[Spatial layout entries]

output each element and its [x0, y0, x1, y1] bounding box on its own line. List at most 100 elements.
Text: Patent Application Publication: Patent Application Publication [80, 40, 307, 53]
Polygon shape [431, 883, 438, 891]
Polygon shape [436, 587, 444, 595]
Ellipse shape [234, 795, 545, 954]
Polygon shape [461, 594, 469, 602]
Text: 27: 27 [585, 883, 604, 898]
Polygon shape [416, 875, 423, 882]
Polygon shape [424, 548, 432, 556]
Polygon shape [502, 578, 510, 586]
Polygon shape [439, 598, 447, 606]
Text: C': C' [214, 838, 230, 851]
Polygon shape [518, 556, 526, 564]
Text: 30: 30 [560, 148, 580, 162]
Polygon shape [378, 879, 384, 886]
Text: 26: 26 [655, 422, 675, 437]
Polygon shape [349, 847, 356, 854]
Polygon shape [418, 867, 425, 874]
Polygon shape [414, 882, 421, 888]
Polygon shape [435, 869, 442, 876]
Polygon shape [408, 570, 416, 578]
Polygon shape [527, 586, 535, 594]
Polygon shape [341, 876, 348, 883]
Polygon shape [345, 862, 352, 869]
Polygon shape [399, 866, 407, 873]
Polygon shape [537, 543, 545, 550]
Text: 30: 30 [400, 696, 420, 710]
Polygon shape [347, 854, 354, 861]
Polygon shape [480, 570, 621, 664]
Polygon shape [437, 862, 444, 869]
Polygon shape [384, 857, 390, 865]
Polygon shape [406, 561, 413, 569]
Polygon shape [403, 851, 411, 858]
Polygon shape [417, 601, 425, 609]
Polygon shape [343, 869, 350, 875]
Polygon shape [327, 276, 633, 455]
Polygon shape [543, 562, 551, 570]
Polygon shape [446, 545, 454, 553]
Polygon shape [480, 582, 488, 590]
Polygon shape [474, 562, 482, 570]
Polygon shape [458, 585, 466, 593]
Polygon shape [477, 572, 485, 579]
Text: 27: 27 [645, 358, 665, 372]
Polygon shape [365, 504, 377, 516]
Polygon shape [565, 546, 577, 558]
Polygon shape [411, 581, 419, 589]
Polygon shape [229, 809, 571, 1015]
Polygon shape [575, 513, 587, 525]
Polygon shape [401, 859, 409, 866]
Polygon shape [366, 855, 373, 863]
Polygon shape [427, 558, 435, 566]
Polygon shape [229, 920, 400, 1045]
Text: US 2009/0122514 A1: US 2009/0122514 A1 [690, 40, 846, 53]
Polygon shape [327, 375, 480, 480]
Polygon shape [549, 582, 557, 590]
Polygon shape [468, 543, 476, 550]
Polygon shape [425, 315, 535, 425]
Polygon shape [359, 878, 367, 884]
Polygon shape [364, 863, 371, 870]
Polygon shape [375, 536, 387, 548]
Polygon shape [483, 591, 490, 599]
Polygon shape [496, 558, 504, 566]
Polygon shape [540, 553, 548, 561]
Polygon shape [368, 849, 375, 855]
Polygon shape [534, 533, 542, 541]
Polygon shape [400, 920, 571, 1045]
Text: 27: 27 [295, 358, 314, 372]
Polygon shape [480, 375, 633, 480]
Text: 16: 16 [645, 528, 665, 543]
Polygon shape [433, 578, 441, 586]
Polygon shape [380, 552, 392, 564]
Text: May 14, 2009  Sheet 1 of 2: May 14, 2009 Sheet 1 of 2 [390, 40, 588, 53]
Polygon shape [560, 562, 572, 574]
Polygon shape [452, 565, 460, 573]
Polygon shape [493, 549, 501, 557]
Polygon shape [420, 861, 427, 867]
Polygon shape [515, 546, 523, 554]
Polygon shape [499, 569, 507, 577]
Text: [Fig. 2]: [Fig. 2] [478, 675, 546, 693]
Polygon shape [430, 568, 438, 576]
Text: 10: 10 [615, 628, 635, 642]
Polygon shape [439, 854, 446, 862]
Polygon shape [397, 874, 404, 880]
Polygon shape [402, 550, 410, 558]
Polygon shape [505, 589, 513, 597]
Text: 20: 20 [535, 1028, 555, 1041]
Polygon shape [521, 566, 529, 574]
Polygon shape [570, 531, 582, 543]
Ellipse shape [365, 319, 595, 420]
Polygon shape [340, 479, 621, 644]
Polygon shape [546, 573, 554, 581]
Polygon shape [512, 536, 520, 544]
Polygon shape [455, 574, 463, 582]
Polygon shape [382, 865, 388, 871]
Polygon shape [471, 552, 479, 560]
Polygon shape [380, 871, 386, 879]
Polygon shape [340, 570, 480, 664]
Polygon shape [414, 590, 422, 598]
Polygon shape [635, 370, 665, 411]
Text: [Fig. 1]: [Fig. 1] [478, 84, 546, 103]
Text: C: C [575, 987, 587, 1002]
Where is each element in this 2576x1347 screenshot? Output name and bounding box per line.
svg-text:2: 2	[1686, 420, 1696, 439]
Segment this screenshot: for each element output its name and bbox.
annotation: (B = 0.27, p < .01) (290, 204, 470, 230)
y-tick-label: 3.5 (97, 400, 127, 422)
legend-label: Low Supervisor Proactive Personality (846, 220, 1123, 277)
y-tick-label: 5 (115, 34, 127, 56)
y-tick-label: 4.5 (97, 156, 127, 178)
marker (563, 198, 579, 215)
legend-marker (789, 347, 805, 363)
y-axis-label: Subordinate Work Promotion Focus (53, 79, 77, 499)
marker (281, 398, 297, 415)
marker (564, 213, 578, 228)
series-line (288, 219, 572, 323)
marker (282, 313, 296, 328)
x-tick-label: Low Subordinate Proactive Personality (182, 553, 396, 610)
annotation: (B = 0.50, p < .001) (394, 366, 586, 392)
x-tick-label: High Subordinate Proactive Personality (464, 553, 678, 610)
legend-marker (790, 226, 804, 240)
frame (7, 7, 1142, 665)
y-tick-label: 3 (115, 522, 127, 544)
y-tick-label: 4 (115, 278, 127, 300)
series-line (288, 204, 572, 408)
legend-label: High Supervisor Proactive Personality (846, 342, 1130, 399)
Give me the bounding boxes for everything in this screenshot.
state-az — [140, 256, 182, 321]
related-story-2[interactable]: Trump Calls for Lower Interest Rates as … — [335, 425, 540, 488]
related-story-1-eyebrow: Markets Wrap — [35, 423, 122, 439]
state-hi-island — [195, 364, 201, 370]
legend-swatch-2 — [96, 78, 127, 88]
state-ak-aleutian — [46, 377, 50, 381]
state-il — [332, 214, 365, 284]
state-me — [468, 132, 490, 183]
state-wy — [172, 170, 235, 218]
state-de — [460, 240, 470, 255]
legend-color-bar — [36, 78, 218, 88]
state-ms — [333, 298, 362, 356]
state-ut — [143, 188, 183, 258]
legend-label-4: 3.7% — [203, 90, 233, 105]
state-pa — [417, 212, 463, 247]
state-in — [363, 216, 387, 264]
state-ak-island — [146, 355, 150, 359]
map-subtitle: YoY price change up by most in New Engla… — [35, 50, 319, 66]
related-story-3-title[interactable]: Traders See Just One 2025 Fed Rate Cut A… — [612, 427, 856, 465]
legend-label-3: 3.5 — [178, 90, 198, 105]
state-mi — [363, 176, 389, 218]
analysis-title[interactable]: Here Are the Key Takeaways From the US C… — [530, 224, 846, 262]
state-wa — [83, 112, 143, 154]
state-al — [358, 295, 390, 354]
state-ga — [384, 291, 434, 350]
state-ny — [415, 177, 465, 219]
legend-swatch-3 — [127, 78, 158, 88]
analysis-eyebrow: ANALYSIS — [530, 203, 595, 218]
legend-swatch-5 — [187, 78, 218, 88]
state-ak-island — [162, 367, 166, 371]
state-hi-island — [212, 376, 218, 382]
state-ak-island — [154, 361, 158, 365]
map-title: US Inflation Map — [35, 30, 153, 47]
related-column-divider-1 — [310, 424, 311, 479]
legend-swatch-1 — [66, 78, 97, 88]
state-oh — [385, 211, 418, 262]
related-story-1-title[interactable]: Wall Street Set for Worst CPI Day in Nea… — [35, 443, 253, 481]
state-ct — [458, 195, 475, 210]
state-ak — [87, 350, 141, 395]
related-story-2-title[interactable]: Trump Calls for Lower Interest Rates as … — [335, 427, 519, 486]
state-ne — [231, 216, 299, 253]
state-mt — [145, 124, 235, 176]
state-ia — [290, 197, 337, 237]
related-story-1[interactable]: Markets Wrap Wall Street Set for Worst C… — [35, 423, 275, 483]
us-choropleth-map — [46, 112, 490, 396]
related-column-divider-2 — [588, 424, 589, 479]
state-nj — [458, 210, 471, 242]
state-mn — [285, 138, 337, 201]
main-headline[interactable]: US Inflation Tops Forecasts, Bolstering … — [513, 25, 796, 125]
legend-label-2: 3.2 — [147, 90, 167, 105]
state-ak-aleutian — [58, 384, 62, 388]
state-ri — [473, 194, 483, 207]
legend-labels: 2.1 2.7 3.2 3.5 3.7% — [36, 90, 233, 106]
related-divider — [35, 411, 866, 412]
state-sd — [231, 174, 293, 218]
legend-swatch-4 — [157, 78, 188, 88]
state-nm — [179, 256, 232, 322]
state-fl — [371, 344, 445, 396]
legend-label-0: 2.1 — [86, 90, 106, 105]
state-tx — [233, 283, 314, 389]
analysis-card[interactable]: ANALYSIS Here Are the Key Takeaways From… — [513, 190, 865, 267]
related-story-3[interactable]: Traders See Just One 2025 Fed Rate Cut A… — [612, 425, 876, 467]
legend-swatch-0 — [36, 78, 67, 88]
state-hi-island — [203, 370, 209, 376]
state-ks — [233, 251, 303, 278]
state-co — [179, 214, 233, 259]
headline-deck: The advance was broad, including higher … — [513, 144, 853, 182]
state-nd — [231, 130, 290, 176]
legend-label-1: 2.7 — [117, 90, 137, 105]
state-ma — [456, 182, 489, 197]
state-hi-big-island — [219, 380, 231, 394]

- _Task objective_
From the material above, copy each line that contains the word "Takeaways".

- _Complete response_
analysis-title[interactable]: Here Are the Key Takeaways From the US C… — [530, 224, 846, 262]
analysis-card[interactable]: ANALYSIS Here Are the Key Takeaways From… — [513, 190, 865, 267]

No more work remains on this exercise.